Provided data =
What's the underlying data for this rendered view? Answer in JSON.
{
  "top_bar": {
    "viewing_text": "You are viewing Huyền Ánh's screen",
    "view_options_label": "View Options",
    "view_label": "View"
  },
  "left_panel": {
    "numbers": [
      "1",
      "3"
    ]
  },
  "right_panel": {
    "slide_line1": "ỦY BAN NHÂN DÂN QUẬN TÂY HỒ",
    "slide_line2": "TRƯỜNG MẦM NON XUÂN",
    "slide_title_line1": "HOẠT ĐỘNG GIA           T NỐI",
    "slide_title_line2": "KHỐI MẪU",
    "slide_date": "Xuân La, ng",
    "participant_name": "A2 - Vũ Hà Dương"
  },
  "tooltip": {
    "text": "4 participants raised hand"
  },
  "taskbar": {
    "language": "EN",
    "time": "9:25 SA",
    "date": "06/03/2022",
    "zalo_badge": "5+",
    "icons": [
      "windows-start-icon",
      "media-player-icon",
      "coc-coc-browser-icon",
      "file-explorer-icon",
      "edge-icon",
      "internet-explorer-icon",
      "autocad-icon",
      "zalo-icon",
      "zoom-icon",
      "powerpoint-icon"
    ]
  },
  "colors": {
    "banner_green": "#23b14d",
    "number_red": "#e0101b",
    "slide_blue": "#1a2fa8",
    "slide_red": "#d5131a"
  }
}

Instructions to follow = Take the entries and copy them out exactly.

Solved exercise =
What's the underlying data for this rendered view? Answer in JSON.
{
  "top_bar": {
    "viewing_text": "You are viewing Huyền Ánh's screen",
    "view_options_label": "View Options",
    "view_label": "View"
  },
  "left_panel": {
    "numbers": [
      "1",
      "3"
    ]
  },
  "right_panel": {
    "slide_line1": "ỦY BAN NHÂN DÂN QUẬN TÂY HỒ",
    "slide_line2": "TRƯỜNG MẦM NON XUÂN",
    "slide_title_line1": "HOẠT ĐỘNG GIA           T NỐI",
    "slide_title_line2": "KHỐI MẪU",
    "slide_date": "Xuân La, ng",
    "participant_name": "A2 - Vũ Hà Dương"
  },
  "tooltip": {
    "text": "4 participants raised hand"
  },
  "taskbar": {
    "language": "EN",
    "time": "9:25 SA",
    "date": "06/03/2022",
    "zalo_badge": "5+",
    "icons": [
      "windows-start-icon",
      "media-player-icon",
      "coc-coc-browser-icon",
      "file-explorer-icon",
      "edge-icon",
      "internet-explorer-icon",
      "autocad-icon",
      "zalo-icon",
      "zoom-icon",
      "powerpoint-icon"
    ]
  },
  "colors": {
    "banner_green": "#23b14d",
    "number_red": "#e0101b",
    "slide_blue": "#1a2fa8",
    "slide_red": "#d5131a"
  }
}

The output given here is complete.